_WHAT YOU SHOULD DO_
Every record below should be transcribed exactly. Omit the images.

[Collected data]
⁂

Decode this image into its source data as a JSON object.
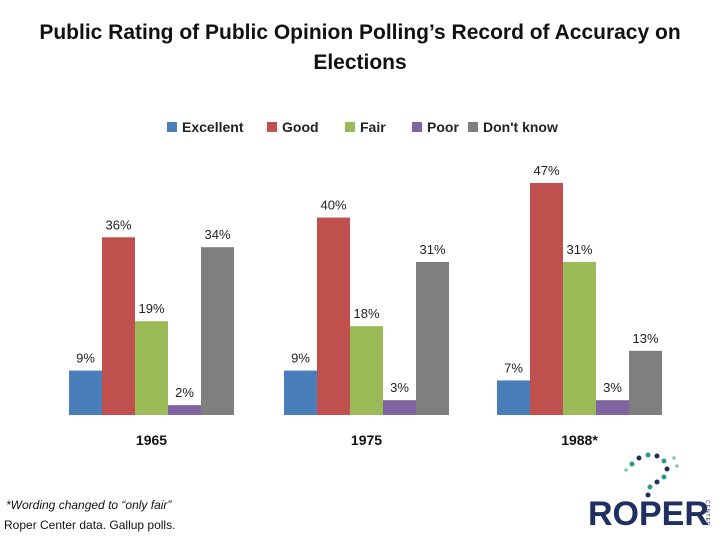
{
  "chart_data": {
    "type": "bar",
    "title": "Public Rating of Public Opinion Polling’s Record of Accuracy on Elections",
    "categories": [
      "1965",
      "1975",
      "1988*"
    ],
    "series": [
      {
        "name": "Excellent",
        "color": "#4a7ebb",
        "values": [
          9,
          9,
          7
        ],
        "labels": [
          "9%",
          "9%",
          "7%"
        ]
      },
      {
        "name": "Good",
        "color": "#c0504d",
        "values": [
          36,
          40,
          47
        ],
        "labels": [
          "36%",
          "40%",
          "47%"
        ]
      },
      {
        "name": "Fair",
        "color": "#9bbb59",
        "values": [
          19,
          18,
          31
        ],
        "labels": [
          "19%",
          "18%",
          "31%"
        ]
      },
      {
        "name": "Poor",
        "color": "#8064a2",
        "values": [
          2,
          3,
          3
        ],
        "labels": [
          "2%",
          "3%",
          "3%"
        ]
      },
      {
        "name": "Don't know",
        "color": "#7f7f7f",
        "values": [
          34,
          31,
          13
        ],
        "labels": [
          "34%",
          "31%",
          "13%"
        ]
      }
    ],
    "ylim": [
      0,
      50
    ],
    "grid": false,
    "legend_position": "top"
  },
  "footnote": "*Wording changed to “only fair”",
  "source": "Roper Center data. Gallup polls.",
  "logo": {
    "text": "ROPER",
    "side_text": "CENTER",
    "color": "#1f2f62",
    "accent": "#2a9a8a"
  }
}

⁂

_FINAL RESULT_
Decode this image into its source data as a JSON object.
{
  "chart_data": {
    "type": "bar",
    "title": "Public Rating of Public Opinion Polling’s Record of Accuracy on Elections",
    "categories": [
      "1965",
      "1975",
      "1988*"
    ],
    "series": [
      {
        "name": "Excellent",
        "color": "#4a7ebb",
        "values": [
          9,
          9,
          7
        ],
        "labels": [
          "9%",
          "9%",
          "7%"
        ]
      },
      {
        "name": "Good",
        "color": "#c0504d",
        "values": [
          36,
          40,
          47
        ],
        "labels": [
          "36%",
          "40%",
          "47%"
        ]
      },
      {
        "name": "Fair",
        "color": "#9bbb59",
        "values": [
          19,
          18,
          31
        ],
        "labels": [
          "19%",
          "18%",
          "31%"
        ]
      },
      {
        "name": "Poor",
        "color": "#8064a2",
        "values": [
          2,
          3,
          3
        ],
        "labels": [
          "2%",
          "3%",
          "3%"
        ]
      },
      {
        "name": "Don't know",
        "color": "#7f7f7f",
        "values": [
          34,
          31,
          13
        ],
        "labels": [
          "34%",
          "31%",
          "13%"
        ]
      }
    ],
    "ylim": [
      0,
      50
    ],
    "grid": false,
    "legend_position": "top"
  },
  "footnote": "*Wording changed to “only fair”",
  "source": "Roper Center data. Gallup polls.",
  "logo": {
    "text": "ROPER",
    "side_text": "CENTER",
    "color": "#1f2f62",
    "accent": "#2a9a8a"
  }
}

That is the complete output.